→ **What you have to do**:
Without the pictures, can you quote each line below exactly?

───── Input rows

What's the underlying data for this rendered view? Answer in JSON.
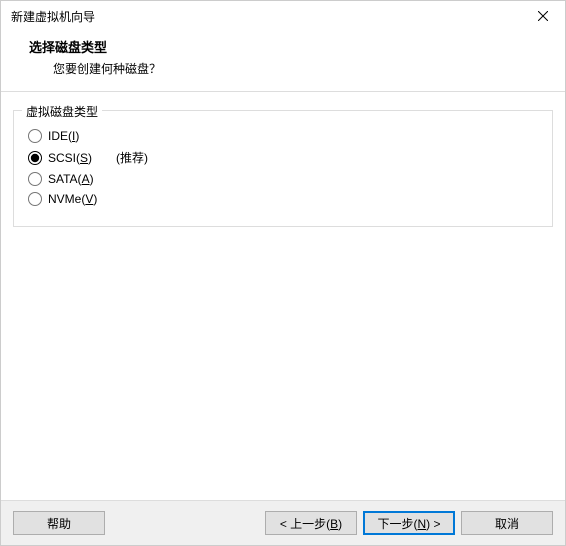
{
  "window": {
    "title": "新建虚拟机向导"
  },
  "header": {
    "title": "选择磁盘类型",
    "subtitle": "您要创建何种磁盘？"
  },
  "group": {
    "legend": "虚拟磁盘类型",
    "options": [
      {
        "label": "IDE(",
        "accel": "I",
        "label_after": ")",
        "recommended": ""
      },
      {
        "label": "SCSI(",
        "accel": "S",
        "label_after": ")",
        "recommended": "(推荐)"
      },
      {
        "label": "SATA(",
        "accel": "A",
        "label_after": ")",
        "recommended": ""
      },
      {
        "label": "NVMe(",
        "accel": "V",
        "label_after": ")",
        "recommended": ""
      }
    ],
    "selected_index": 1
  },
  "buttons": {
    "help": "帮助",
    "back_prefix": "< 上一步(",
    "back_accel": "B",
    "back_suffix": ")",
    "next_prefix": "下一步(",
    "next_accel": "N",
    "next_suffix": ") >",
    "cancel": "取消"
  }
}
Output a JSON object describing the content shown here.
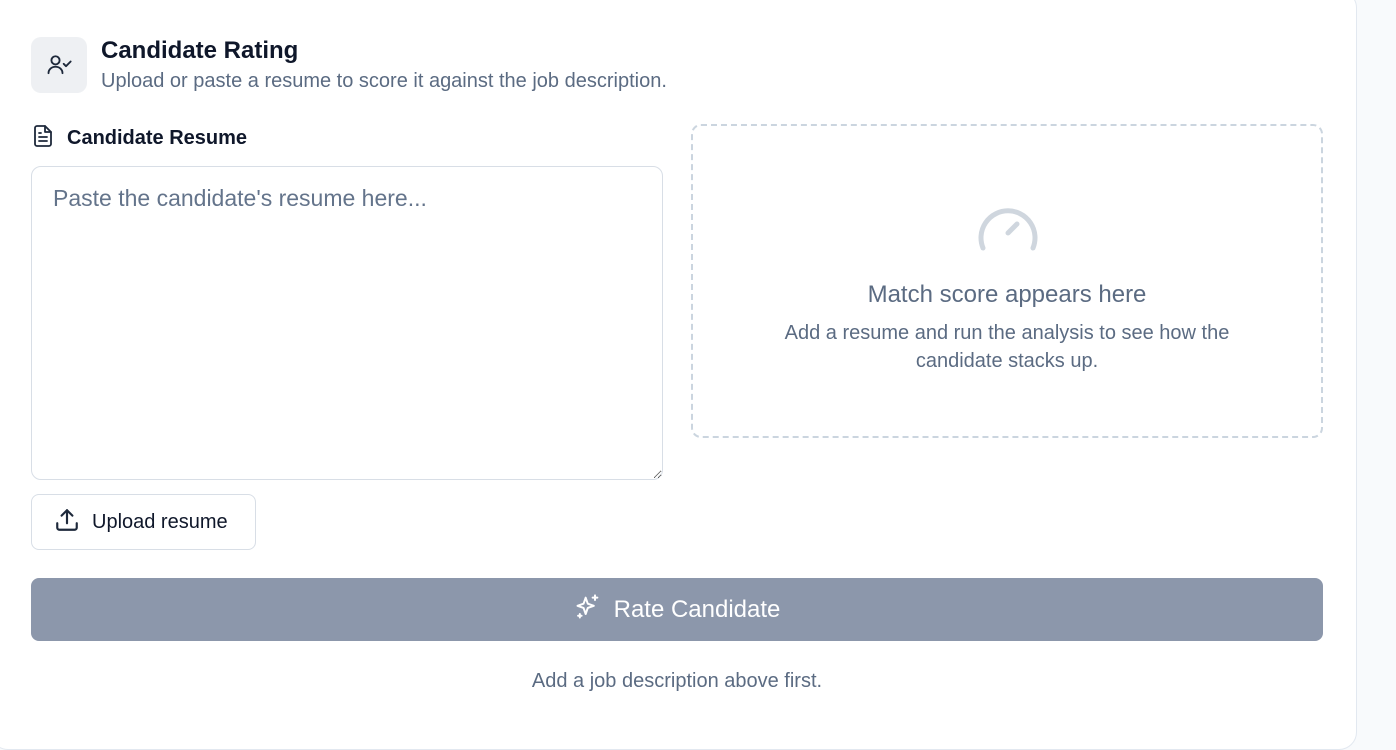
{
  "header": {
    "title": "Candidate Rating",
    "subtitle": "Upload or paste a resume to score it against the job description.",
    "icon": "user-check-icon"
  },
  "resume": {
    "label": "Candidate Resume",
    "label_icon": "file-text-icon",
    "placeholder": "Paste the candidate's resume here...",
    "value": ""
  },
  "upload": {
    "label": "Upload resume",
    "icon": "upload-icon"
  },
  "score_panel": {
    "icon": "gauge-icon",
    "title": "Match score appears here",
    "description": "Add a resume and run the analysis to see how the candidate stacks up."
  },
  "rate_button": {
    "label": "Rate Candidate",
    "icon": "sparkles-icon",
    "disabled": true
  },
  "hint": "Add a job description above first.",
  "colors": {
    "primary_disabled": "#8c97ab",
    "text_primary": "#0f172a",
    "text_muted": "#5b6b82",
    "border": "#d8dee6",
    "dashed_border": "#cbd5df"
  }
}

──────────

→ **Task answer**:
What's the underlying data for this rendered view? Answer in JSON.
{
  "window": {
    "title": "新建虚拟机向导"
  },
  "header": {
    "title": "选择磁盘类型",
    "subtitle": "您要创建何种磁盘？"
  },
  "group": {
    "legend": "虚拟磁盘类型",
    "options": [
      {
        "label": "IDE(",
        "accel": "I",
        "label_after": ")",
        "recommended": ""
      },
      {
        "label": "SCSI(",
        "accel": "S",
        "label_after": ")",
        "recommended": "(推荐)"
      },
      {
        "label": "SATA(",
        "accel": "A",
        "label_after": ")",
        "recommended": ""
      },
      {
        "label": "NVMe(",
        "accel": "V",
        "label_after": ")",
        "recommended": ""
      }
    ],
    "selected_index": 1
  },
  "buttons": {
    "help": "帮助",
    "back_prefix": "< 上一步(",
    "back_accel": "B",
    "back_suffix": ")",
    "next_prefix": "下一步(",
    "next_accel": "N",
    "next_suffix": ") >",
    "cancel": "取消"
  }
}
Output a JSON object describing the content shown here.
{
  "header": {
    "title": "Candidate Rating",
    "subtitle": "Upload or paste a resume to score it against the job description.",
    "icon": "user-check-icon"
  },
  "resume": {
    "label": "Candidate Resume",
    "label_icon": "file-text-icon",
    "placeholder": "Paste the candidate's resume here...",
    "value": ""
  },
  "upload": {
    "label": "Upload resume",
    "icon": "upload-icon"
  },
  "score_panel": {
    "icon": "gauge-icon",
    "title": "Match score appears here",
    "description": "Add a resume and run the analysis to see how the candidate stacks up."
  },
  "rate_button": {
    "label": "Rate Candidate",
    "icon": "sparkles-icon",
    "disabled": true
  },
  "hint": "Add a job description above first.",
  "colors": {
    "primary_disabled": "#8c97ab",
    "text_primary": "#0f172a",
    "text_muted": "#5b6b82",
    "border": "#d8dee6",
    "dashed_border": "#cbd5df"
  }
}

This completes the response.